#### Given data ####

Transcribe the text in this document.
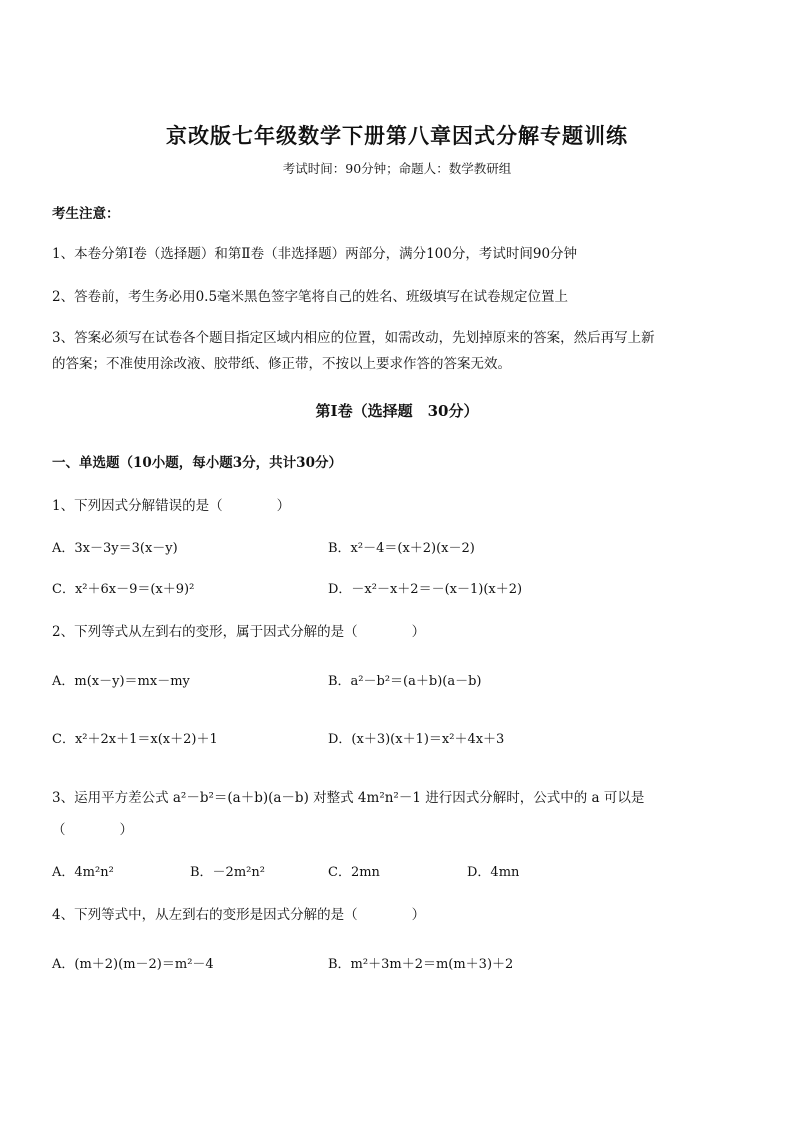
京改版七年级数学下册第八章因式分解专题训练
考试时间：90分钟；命题人：数学教研组
考生注意：
1、本卷分第Ⅰ卷（选择题）和第Ⅱ卷（非选择题）两部分，满分100分，考试时间90分钟
2、答卷前，考生务必用0.5毫米黑色签字笔将自己的姓名、班级填写在试卷规定位置上
3、答案必须写在试卷各个题目指定区域内相应的位置，如需改动，先划掉原来的答案，然后再写上新
的答案；不准使用涂改液、胶带纸、修正带，不按以上要求作答的答案无效。
第Ⅰ卷（选择题　30分）
一、单选题（10小题，每小题3分，共计30分）
1、下列因式分解错误的是（　　　　）
A．3x－3y＝3(x－y)	B．x²－4＝(x＋2)(x－2)
C．x²＋6x－9＝(x＋9)²	D．－x²－x＋2＝－(x－1)(x＋2)
2、下列等式从左到右的变形，属于因式分解的是（　　　　）
A．m(x－y)＝mx－my	B．a²－b²＝(a＋b)(a－b)
C．x²＋2x＋1＝x(x＋2)＋1	D．(x＋3)(x＋1)＝x²＋4x＋3
3、运用平方差公式 a²－b²＝(a＋b)(a－b) 对整式 4m²n²－1 进行因式分解时，公式中的 a 可以是
（　　　　）
A．4m²n²	B．－2m²n²	C．2mn	D．4mn
4、下列等式中，从左到右的变形是因式分解的是（　　　　）
A．(m＋2)(m－2)＝m²－4	B．m²＋3m＋2＝m(m＋3)＋2
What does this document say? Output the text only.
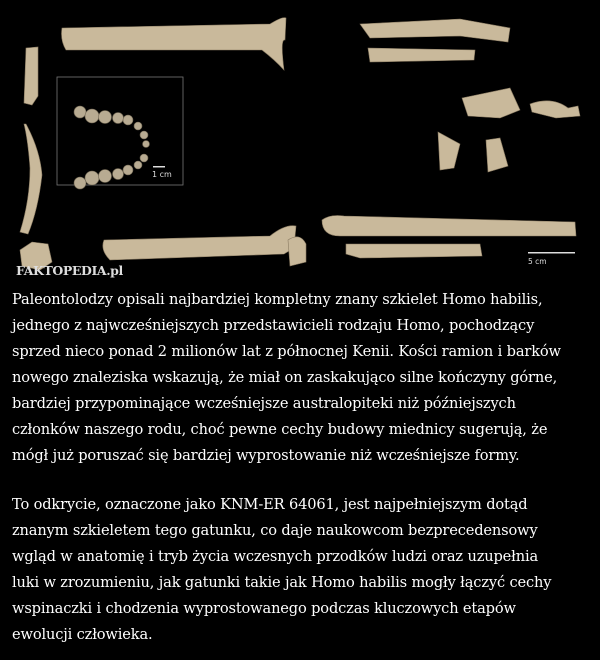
1 cm
5 cm
FAKTOPEDIA.pl
Paleontolodzy opisali najbardziej kompletny znany szkielet Homo habilis,
jednego z najwcześniejszych przedstawicieli rodzaju Homo, pochodzący
sprzed nieco ponad 2 milionów lat z północnej Kenii. Kości ramion i barków
nowego znaleziska wskazują, że miał on zaskakująco silne kończyny górne,
bardziej przypominające wcześniejsze australopiteki niż późniejszych
członków naszego rodu, choć pewne cechy budowy miednicy sugerują, że
mógł już poruszać się bardziej wyprostowanie niż wcześniejsze formy.
To odkrycie, oznaczone jako KNM-ER 64061, jest najpełniejszym dotąd
znanym szkieletem tego gatunku, co daje naukowcom bezprecedensowy
wgląd w anatomię i tryb życia wczesnych przodków ludzi oraz uzupełnia
luki w zrozumieniu, jak gatunki takie jak Homo habilis mogły łączyć cechy
wspinaczki i chodzenia wyprostowanego podczas kluczowych etapów
ewolucji człowieka.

####

Task goal:
Count the lines in the material above where the string "habilis" appears, then state only that count.

Solution to this task:
2